YOUR OBJECTIVE: In the data that follows, count every line holding the string "Hour" and give the count alone.

--- begin RECORD SET ---

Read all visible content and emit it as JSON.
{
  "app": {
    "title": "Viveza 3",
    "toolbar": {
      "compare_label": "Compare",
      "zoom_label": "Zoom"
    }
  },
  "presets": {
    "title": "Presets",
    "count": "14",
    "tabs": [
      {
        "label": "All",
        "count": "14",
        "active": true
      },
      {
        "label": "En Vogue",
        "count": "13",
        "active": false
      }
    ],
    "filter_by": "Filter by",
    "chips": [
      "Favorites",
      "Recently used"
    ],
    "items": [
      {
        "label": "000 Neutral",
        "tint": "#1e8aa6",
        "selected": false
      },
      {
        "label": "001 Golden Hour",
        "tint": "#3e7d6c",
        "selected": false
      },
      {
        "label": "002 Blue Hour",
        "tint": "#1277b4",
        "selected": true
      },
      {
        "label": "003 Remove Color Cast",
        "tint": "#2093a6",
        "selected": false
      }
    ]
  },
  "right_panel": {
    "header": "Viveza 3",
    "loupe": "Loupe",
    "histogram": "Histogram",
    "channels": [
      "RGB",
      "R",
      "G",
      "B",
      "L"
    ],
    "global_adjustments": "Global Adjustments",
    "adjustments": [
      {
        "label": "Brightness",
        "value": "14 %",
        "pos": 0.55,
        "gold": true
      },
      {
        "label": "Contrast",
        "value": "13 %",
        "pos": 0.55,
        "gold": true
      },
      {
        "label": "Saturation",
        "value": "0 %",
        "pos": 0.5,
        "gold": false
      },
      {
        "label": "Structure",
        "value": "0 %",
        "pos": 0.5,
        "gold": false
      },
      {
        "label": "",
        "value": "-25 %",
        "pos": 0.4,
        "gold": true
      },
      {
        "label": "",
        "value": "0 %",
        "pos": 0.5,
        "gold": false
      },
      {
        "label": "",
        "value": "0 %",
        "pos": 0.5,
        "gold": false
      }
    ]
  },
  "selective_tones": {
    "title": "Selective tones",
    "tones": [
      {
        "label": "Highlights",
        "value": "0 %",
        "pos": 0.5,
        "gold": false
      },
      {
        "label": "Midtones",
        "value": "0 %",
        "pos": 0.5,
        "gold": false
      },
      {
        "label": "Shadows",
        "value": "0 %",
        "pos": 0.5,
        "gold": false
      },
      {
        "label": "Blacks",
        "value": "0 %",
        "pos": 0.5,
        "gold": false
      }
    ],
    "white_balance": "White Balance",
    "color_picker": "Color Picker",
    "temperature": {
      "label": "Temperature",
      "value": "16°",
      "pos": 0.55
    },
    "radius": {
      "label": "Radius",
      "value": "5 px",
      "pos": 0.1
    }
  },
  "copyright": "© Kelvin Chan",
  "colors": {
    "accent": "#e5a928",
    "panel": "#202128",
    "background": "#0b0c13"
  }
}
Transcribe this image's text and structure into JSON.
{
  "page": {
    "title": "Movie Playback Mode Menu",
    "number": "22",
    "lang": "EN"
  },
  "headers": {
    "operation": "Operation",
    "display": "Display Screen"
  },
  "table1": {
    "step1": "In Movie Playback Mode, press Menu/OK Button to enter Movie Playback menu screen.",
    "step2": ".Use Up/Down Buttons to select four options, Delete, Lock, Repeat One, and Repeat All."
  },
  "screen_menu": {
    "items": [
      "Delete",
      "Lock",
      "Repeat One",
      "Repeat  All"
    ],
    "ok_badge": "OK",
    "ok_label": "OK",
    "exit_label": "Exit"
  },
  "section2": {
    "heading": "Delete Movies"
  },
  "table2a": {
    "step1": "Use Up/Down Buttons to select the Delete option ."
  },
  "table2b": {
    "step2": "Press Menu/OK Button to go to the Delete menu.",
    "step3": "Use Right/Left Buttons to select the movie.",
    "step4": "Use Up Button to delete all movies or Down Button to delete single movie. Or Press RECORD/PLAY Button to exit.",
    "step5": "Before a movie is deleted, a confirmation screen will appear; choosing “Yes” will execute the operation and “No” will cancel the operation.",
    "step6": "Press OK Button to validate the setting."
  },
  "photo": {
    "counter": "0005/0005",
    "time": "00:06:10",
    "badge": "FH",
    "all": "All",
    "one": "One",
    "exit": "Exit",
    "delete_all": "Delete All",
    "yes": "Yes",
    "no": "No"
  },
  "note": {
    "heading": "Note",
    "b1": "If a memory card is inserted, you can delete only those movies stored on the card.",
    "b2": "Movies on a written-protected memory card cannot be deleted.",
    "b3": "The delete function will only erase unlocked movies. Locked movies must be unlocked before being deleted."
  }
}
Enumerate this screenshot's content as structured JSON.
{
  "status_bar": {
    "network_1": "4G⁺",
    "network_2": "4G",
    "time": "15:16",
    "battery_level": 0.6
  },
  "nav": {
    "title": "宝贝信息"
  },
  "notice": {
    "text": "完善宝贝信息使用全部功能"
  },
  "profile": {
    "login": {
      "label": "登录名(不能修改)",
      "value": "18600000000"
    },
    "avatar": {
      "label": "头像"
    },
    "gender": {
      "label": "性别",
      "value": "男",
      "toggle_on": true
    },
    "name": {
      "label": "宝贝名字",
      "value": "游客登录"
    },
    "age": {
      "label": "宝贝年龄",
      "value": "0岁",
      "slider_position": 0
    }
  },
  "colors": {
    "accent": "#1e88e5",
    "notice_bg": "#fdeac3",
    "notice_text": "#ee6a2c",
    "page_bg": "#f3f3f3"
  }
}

--- end RECORD SET ---

EXERCISE RESPONSE: 2